YOUR INSTRUCTIONS
In the court judgment below, on what date was the judgment that the first application seeks leave to appeal delivered?

DOCUMENT TEXT
INTHE HIGH COURT OF SOUTH AFRICA

(WESTERN CAPE DIVISION, CAPE TOWN)

CASE NUMBER 12808/2017

In the matter between

LATERAL DYNAMICS (PTY) LTD                                                                          Applicant

vs

WONGA FINANCE SA (PTY) LTD                                                             First Respondent

LAURENS STRYDOM                                                                           Second Respondent

RUWALD LICHTENSTEIN                                                                        Third Respondent

JACOBUS CORNELIS KOORNHOF                                                      Fourth Respondent

 

JUDGMENT 24 JANUARY 2018

 

KUSEVITSKY AJ

[1] There are three applications before the court. The first is an application for leave to appeal against a judgment delivered by this court on 3 November 2017, where the court upheld a restraint clause contained in a Service Level Agreement ("SLA") concluded between the applicant and the first respondent on the one hand and restraint of trade provisions concluded between the Applicant and third and fourth respondents (also referred to as "the developers") as contained in their employment contracts, on the other. In terms of the order granted, amongst other things, the following order was made:

1. "The First Respondent is interdicted from employing, or continuing to employ, directly or indirectly, the third and fourth respondents, for a period of 12 months subsequent to the expiration of the contract on 30 September 2017.

2. The Third and Fourth Respondents are interdicted and restrained from being employed, directly or indirectly by the First Respondent, or continued to be employed by the First Respondent, directly or indirectly, for a period of twelve months subsequent to their resignation on 30 June 2017.

DATA LISTING
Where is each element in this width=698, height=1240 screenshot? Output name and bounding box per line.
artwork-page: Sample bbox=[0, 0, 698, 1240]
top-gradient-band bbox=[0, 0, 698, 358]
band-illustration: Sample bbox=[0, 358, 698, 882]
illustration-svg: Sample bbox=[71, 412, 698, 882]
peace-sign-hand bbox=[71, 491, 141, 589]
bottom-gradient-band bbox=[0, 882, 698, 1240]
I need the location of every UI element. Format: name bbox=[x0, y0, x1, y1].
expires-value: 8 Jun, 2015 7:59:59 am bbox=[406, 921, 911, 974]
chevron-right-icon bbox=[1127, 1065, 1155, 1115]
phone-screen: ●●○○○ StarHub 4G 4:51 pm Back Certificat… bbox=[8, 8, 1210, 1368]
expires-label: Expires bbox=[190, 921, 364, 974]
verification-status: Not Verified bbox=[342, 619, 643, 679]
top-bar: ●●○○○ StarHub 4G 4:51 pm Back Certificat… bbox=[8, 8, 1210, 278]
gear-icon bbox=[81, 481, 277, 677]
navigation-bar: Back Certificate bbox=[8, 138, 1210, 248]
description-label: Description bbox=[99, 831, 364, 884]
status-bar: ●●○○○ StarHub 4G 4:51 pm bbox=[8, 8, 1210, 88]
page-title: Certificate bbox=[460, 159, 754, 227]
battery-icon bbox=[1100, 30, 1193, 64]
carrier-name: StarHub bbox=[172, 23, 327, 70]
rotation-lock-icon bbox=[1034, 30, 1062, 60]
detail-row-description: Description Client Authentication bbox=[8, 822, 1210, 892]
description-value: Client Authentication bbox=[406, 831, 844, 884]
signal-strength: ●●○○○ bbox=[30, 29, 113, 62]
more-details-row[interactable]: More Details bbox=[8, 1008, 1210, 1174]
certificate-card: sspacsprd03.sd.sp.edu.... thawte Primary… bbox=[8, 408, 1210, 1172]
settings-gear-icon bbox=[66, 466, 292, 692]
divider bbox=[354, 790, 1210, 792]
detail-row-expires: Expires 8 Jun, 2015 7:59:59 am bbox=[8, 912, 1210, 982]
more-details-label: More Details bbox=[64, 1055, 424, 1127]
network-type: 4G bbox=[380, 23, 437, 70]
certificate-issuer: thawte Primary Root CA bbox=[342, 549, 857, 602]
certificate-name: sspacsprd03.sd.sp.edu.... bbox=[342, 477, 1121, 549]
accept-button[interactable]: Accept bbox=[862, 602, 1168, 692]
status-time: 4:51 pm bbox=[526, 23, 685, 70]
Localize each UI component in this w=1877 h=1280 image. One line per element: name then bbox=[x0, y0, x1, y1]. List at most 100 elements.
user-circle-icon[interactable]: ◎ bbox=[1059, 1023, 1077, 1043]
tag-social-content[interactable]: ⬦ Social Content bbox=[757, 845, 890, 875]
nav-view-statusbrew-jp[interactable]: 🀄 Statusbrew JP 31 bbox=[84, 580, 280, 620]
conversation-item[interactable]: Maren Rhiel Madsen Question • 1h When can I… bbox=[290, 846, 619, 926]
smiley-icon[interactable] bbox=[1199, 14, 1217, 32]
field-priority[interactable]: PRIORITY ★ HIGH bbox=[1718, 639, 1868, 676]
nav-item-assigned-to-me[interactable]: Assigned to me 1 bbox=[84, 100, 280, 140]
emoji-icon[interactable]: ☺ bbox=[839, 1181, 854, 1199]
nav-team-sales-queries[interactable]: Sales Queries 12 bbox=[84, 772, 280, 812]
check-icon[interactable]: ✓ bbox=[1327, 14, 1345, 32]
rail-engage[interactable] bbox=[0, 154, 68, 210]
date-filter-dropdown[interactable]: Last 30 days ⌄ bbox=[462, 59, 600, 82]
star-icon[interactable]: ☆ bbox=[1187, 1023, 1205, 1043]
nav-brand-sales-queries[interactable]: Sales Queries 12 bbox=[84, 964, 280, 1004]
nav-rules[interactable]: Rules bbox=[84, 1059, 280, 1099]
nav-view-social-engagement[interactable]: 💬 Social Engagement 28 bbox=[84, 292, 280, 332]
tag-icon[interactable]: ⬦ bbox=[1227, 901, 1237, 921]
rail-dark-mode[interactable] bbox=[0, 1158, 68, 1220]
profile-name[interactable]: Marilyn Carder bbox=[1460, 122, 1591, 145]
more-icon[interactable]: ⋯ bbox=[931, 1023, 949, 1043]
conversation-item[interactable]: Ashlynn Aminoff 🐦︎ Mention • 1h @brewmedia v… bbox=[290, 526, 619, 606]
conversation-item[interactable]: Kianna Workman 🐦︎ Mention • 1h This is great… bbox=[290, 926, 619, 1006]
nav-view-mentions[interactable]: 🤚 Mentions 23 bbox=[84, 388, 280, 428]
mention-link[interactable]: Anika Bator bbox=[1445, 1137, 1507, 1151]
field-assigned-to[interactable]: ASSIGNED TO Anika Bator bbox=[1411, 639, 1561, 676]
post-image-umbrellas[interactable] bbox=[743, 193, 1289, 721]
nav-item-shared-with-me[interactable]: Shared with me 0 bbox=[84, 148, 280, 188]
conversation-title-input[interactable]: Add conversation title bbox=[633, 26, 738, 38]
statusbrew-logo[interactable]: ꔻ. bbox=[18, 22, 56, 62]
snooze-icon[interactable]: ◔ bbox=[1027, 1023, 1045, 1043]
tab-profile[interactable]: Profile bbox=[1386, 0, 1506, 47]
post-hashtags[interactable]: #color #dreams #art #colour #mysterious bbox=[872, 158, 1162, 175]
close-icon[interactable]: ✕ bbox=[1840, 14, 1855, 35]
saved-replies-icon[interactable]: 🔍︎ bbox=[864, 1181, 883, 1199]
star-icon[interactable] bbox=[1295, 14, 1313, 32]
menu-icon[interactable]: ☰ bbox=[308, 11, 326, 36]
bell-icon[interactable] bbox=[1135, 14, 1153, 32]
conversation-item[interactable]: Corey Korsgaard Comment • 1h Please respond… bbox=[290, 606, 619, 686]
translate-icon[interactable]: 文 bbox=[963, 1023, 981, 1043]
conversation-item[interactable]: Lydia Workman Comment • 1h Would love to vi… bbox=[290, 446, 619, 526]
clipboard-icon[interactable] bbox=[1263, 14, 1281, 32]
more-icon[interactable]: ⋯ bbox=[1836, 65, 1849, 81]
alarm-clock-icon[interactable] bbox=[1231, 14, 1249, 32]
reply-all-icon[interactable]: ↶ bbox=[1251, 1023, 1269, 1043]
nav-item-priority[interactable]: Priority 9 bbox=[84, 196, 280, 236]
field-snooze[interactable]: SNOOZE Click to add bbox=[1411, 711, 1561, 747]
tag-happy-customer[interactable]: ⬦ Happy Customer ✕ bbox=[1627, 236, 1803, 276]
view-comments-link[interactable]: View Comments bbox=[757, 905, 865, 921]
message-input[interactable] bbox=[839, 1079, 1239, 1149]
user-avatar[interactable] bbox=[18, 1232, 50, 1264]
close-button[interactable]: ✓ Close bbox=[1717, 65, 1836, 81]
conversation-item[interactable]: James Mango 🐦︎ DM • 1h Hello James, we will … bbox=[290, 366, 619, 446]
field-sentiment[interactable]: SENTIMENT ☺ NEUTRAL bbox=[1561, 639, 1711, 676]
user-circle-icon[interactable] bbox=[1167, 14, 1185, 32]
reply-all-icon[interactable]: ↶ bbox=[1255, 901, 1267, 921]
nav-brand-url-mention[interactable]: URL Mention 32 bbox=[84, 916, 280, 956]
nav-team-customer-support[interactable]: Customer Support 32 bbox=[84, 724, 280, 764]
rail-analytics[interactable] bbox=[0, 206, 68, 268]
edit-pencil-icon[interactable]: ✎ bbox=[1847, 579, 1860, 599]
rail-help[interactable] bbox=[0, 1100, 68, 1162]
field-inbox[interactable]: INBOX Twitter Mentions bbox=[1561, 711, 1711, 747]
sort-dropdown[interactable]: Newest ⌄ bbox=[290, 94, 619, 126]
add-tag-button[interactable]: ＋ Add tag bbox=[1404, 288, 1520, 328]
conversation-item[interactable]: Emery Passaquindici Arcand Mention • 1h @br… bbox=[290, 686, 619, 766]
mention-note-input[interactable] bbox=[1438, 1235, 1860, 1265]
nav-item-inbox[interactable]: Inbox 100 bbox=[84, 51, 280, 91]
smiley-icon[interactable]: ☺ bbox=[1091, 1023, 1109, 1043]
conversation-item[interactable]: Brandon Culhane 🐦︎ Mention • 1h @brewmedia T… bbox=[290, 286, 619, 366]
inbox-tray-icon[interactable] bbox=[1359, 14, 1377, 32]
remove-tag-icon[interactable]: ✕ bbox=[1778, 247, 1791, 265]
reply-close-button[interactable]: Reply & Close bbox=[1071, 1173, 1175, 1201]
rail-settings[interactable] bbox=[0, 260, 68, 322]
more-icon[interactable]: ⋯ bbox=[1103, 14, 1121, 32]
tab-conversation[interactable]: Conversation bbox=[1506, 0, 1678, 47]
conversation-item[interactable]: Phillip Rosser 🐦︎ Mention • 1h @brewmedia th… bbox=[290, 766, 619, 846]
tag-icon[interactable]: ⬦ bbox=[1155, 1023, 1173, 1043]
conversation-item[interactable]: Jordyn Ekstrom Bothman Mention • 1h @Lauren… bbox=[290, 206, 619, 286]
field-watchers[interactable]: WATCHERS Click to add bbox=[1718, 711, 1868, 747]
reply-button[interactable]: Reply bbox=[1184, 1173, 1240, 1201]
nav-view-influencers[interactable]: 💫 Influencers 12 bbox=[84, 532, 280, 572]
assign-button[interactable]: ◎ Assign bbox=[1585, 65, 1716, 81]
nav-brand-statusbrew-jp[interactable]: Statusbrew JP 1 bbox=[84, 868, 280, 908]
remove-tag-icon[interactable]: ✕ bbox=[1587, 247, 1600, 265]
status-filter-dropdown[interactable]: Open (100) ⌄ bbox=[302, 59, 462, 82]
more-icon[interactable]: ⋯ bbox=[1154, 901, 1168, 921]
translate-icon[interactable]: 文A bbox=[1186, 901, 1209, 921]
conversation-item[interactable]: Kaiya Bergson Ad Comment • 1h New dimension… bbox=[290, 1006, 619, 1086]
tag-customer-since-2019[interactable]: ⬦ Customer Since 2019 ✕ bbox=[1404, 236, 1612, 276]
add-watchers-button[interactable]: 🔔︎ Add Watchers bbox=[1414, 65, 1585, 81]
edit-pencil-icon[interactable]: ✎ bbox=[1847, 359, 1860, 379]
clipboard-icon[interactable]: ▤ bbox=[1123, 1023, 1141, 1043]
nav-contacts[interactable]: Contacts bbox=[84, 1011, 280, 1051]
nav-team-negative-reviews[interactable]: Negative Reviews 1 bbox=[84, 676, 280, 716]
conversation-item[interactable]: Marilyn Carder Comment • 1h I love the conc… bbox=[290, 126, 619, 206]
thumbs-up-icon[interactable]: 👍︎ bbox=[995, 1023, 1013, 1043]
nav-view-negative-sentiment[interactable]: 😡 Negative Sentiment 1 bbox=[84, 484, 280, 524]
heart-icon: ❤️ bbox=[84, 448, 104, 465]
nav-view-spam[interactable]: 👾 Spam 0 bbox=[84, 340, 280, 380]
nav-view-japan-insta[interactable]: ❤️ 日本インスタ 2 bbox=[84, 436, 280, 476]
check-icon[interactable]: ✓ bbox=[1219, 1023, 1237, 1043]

RESPONSE FOR THIS EXERCISE
3 November 2017